--- Records for the task ---

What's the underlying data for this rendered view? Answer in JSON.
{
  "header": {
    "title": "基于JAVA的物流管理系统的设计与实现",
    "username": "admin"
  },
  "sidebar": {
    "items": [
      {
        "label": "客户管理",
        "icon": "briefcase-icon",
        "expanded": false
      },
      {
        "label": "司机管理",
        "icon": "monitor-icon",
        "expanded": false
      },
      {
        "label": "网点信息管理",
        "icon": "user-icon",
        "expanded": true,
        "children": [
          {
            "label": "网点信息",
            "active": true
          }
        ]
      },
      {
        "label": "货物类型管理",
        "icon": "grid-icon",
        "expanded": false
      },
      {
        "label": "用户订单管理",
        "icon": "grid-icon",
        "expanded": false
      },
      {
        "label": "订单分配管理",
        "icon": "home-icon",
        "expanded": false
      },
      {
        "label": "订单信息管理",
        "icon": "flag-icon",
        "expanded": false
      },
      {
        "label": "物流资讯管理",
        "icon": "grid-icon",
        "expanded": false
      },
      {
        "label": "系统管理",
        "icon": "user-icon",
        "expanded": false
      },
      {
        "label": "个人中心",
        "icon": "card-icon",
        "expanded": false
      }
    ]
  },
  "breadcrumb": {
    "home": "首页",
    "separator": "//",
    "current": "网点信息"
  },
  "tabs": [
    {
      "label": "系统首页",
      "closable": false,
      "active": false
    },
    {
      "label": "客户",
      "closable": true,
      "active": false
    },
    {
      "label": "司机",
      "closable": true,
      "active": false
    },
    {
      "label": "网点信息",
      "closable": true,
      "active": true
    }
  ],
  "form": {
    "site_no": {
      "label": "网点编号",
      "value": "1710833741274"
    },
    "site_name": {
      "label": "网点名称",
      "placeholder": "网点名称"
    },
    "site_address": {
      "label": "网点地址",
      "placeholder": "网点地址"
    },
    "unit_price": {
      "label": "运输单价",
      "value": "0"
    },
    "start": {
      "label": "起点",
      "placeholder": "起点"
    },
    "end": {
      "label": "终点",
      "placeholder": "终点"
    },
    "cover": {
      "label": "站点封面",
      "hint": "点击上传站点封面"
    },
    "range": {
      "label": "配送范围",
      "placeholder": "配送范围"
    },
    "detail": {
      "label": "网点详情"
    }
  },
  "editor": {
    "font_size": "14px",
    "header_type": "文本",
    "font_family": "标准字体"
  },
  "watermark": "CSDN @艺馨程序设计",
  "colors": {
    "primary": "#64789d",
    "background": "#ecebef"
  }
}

---

Work instructions: Every line above needs to be retyped exactly.

Answer to this problem:
What's the underlying data for this rendered view? Answer in JSON.
{
  "header": {
    "title": "基于JAVA的物流管理系统的设计与实现",
    "username": "admin"
  },
  "sidebar": {
    "items": [
      {
        "label": "客户管理",
        "icon": "briefcase-icon",
        "expanded": false
      },
      {
        "label": "司机管理",
        "icon": "monitor-icon",
        "expanded": false
      },
      {
        "label": "网点信息管理",
        "icon": "user-icon",
        "expanded": true,
        "children": [
          {
            "label": "网点信息",
            "active": true
          }
        ]
      },
      {
        "label": "货物类型管理",
        "icon": "grid-icon",
        "expanded": false
      },
      {
        "label": "用户订单管理",
        "icon": "grid-icon",
        "expanded": false
      },
      {
        "label": "订单分配管理",
        "icon": "home-icon",
        "expanded": false
      },
      {
        "label": "订单信息管理",
        "icon": "flag-icon",
        "expanded": false
      },
      {
        "label": "物流资讯管理",
        "icon": "grid-icon",
        "expanded": false
      },
      {
        "label": "系统管理",
        "icon": "user-icon",
        "expanded": false
      },
      {
        "label": "个人中心",
        "icon": "card-icon",
        "expanded": false
      }
    ]
  },
  "breadcrumb": {
    "home": "首页",
    "separator": "//",
    "current": "网点信息"
  },
  "tabs": [
    {
      "label": "系统首页",
      "closable": false,
      "active": false
    },
    {
      "label": "客户",
      "closable": true,
      "active": false
    },
    {
      "label": "司机",
      "closable": true,
      "active": false
    },
    {
      "label": "网点信息",
      "closable": true,
      "active": true
    }
  ],
  "form": {
    "site_no": {
      "label": "网点编号",
      "value": "1710833741274"
    },
    "site_name": {
      "label": "网点名称",
      "placeholder": "网点名称"
    },
    "site_address": {
      "label": "网点地址",
      "placeholder": "网点地址"
    },
    "unit_price": {
      "label": "运输单价",
      "value": "0"
    },
    "start": {
      "label": "起点",
      "placeholder": "起点"
    },
    "end": {
      "label": "终点",
      "placeholder": "终点"
    },
    "cover": {
      "label": "站点封面",
      "hint": "点击上传站点封面"
    },
    "range": {
      "label": "配送范围",
      "placeholder": "配送范围"
    },
    "detail": {
      "label": "网点详情"
    }
  },
  "editor": {
    "font_size": "14px",
    "header_type": "文本",
    "font_family": "标准字体"
  },
  "watermark": "CSDN @艺馨程序设计",
  "colors": {
    "primary": "#64789d",
    "background": "#ecebef"
  }
}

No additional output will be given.